What you will do:
Give the data below again exactly as it stands. Omit the pictures.

Extracted data entries:
----------------
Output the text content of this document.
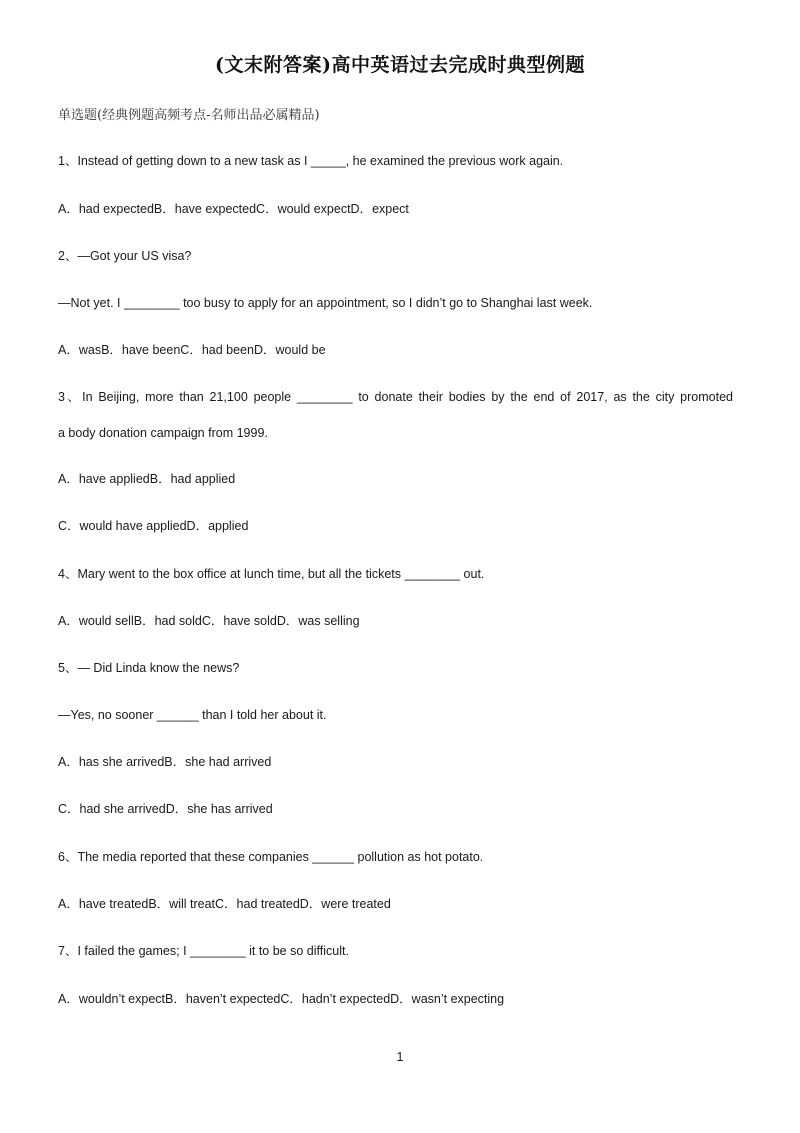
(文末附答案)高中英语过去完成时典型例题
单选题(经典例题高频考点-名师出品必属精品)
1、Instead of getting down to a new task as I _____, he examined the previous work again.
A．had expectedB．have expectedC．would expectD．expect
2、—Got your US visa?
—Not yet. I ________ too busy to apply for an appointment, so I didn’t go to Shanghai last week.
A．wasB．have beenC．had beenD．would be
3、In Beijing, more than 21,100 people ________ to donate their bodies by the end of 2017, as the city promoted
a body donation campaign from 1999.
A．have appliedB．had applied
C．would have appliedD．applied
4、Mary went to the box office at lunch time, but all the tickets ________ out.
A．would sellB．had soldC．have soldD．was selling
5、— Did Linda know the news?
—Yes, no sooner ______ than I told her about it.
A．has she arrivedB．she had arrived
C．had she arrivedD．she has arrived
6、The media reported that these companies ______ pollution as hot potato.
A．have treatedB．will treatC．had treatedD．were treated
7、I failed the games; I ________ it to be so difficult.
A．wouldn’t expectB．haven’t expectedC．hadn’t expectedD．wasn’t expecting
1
----------------
Finished task:
Output the text content of this document.
(文末附答案)高中英语过去完成时典型例题
单选题(经典例题高频考点-名师出品必属精品)
1、Instead of getting down to a new task as I _____, he examined the previous work again.
A．had expectedB．have expectedC．would expectD．expect
2、—Got your US visa?
—Not yet. I ________ too busy to apply for an appointment, so I didn’t go to Shanghai last week.
A．wasB．have beenC．had beenD．would be
3、In Beijing, more than 21,100 people ________ to donate their bodies by the end of 2017, as the city promoted
a body donation campaign from 1999.
A．have appliedB．had applied
C．would have appliedD．applied
4、Mary went to the box office at lunch time, but all the tickets ________ out.
A．would sellB．had soldC．have soldD．was selling
5、— Did Linda know the news?
—Yes, no sooner ______ than I told her about it.
A．has she arrivedB．she had arrived
C．had she arrivedD．she has arrived
6、The media reported that these companies ______ pollution as hot potato.
A．have treatedB．will treatC．had treatedD．were treated
7、I failed the games; I ________ it to be so difficult.
A．wouldn’t expectB．haven’t expectedC．hadn’t expectedD．wasn’t expecting
1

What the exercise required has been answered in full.